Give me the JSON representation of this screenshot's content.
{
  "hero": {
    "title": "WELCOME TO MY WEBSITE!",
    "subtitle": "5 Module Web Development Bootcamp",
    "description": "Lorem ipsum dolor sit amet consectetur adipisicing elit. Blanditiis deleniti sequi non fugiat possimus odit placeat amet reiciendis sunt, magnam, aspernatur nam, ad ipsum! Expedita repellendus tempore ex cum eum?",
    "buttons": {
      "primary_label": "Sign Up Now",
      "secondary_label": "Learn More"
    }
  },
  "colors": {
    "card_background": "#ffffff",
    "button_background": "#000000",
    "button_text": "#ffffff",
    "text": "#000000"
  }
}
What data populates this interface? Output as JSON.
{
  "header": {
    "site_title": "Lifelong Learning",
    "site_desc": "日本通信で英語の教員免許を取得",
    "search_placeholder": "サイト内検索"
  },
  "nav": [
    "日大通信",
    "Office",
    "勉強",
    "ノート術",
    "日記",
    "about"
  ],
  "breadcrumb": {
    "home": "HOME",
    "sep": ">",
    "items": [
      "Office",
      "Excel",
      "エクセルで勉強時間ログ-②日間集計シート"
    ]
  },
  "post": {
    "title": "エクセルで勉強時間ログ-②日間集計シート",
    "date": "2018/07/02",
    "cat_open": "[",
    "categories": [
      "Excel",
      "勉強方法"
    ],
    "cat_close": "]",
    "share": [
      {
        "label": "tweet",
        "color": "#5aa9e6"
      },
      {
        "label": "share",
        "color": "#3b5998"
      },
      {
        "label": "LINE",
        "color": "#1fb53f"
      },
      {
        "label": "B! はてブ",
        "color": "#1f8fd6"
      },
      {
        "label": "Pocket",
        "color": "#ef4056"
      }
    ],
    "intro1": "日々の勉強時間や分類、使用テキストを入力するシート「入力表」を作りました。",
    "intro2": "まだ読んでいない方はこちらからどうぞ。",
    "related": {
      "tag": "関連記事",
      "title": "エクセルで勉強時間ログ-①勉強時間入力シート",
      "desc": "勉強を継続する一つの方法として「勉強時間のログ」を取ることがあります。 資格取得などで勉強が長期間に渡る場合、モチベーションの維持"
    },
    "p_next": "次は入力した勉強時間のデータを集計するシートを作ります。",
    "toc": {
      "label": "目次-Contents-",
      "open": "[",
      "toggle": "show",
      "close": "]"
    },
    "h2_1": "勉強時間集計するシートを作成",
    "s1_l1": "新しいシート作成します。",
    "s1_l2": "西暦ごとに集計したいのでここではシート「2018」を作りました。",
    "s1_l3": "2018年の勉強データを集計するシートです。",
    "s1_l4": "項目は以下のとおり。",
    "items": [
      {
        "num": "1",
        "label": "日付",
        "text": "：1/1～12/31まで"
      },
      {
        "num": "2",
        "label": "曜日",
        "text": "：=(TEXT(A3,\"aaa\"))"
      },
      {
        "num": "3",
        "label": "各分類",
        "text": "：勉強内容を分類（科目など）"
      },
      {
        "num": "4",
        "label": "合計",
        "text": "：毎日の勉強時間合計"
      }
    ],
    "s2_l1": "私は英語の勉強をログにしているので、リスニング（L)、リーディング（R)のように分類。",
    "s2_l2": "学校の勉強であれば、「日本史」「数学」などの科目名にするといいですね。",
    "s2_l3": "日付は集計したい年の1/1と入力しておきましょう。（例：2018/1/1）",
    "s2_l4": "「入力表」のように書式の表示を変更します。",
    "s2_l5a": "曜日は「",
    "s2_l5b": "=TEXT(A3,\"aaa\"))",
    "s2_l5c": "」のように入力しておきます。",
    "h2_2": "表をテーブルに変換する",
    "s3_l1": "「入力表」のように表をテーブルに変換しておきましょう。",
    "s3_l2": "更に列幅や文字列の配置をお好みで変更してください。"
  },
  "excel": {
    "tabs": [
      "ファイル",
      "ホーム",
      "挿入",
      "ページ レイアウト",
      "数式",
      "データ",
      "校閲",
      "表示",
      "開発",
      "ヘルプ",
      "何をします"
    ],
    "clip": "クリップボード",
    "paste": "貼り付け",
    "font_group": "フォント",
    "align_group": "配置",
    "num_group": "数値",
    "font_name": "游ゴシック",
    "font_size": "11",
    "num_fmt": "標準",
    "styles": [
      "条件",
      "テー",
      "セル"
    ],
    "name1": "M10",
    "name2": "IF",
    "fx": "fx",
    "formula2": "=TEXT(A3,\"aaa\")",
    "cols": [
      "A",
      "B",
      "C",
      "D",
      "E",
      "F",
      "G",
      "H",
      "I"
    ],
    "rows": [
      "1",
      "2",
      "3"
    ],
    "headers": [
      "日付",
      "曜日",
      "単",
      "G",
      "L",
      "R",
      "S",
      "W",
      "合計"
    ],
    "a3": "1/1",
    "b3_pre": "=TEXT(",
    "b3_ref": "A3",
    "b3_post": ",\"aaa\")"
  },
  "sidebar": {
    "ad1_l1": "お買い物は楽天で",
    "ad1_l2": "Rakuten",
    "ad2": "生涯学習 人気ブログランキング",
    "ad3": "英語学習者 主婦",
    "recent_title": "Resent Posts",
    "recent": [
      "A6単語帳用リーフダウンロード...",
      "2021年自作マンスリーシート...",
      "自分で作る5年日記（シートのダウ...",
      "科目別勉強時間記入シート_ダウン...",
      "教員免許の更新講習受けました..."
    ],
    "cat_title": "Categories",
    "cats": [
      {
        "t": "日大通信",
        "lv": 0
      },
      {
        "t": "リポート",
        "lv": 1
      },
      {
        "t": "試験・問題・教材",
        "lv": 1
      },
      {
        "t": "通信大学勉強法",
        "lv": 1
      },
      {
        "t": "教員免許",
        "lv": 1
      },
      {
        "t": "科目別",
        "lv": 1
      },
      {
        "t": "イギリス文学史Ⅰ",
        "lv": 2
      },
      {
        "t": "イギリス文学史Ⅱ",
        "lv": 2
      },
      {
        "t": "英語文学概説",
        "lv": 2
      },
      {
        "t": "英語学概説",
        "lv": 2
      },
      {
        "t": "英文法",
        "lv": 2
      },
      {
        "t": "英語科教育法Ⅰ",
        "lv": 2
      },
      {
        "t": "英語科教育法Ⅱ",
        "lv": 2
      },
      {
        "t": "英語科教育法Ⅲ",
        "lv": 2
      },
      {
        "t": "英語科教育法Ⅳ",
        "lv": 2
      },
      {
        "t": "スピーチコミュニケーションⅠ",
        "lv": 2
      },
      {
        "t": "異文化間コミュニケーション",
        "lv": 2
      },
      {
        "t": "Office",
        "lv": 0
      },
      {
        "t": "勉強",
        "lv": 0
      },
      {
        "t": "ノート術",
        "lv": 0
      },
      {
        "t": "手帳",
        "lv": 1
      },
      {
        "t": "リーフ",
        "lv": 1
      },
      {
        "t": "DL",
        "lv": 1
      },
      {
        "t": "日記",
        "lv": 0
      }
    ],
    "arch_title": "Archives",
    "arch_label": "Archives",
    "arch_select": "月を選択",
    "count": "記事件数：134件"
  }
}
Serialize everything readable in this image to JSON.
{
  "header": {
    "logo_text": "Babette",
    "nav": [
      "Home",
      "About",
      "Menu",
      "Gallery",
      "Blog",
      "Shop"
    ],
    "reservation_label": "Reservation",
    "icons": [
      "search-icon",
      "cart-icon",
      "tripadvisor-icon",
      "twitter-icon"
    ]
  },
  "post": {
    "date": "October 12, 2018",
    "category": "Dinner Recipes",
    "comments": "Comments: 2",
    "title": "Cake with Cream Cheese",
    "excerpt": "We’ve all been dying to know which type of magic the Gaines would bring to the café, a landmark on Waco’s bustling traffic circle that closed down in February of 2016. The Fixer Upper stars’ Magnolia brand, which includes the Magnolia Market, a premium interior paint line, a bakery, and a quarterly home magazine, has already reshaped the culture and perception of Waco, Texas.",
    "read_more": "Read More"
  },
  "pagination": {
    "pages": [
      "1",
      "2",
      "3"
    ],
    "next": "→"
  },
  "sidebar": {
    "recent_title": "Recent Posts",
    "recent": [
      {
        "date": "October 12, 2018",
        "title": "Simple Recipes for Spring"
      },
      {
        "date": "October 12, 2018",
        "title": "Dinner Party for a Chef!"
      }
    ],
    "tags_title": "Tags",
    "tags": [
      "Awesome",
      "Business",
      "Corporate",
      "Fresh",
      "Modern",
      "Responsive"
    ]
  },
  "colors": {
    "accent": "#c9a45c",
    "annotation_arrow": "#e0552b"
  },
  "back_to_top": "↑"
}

━━━━━━━━

_PROBLEM STATEMENT_
Filter the records, keeping only lines that contain "②日間集計シート", and show those lines.

_REPLY TO THE TASK_
      "エクセルで勉強時間ログ-②日間集計シート"
    "title": "エクセルで勉強時間ログ-②日間集計シート",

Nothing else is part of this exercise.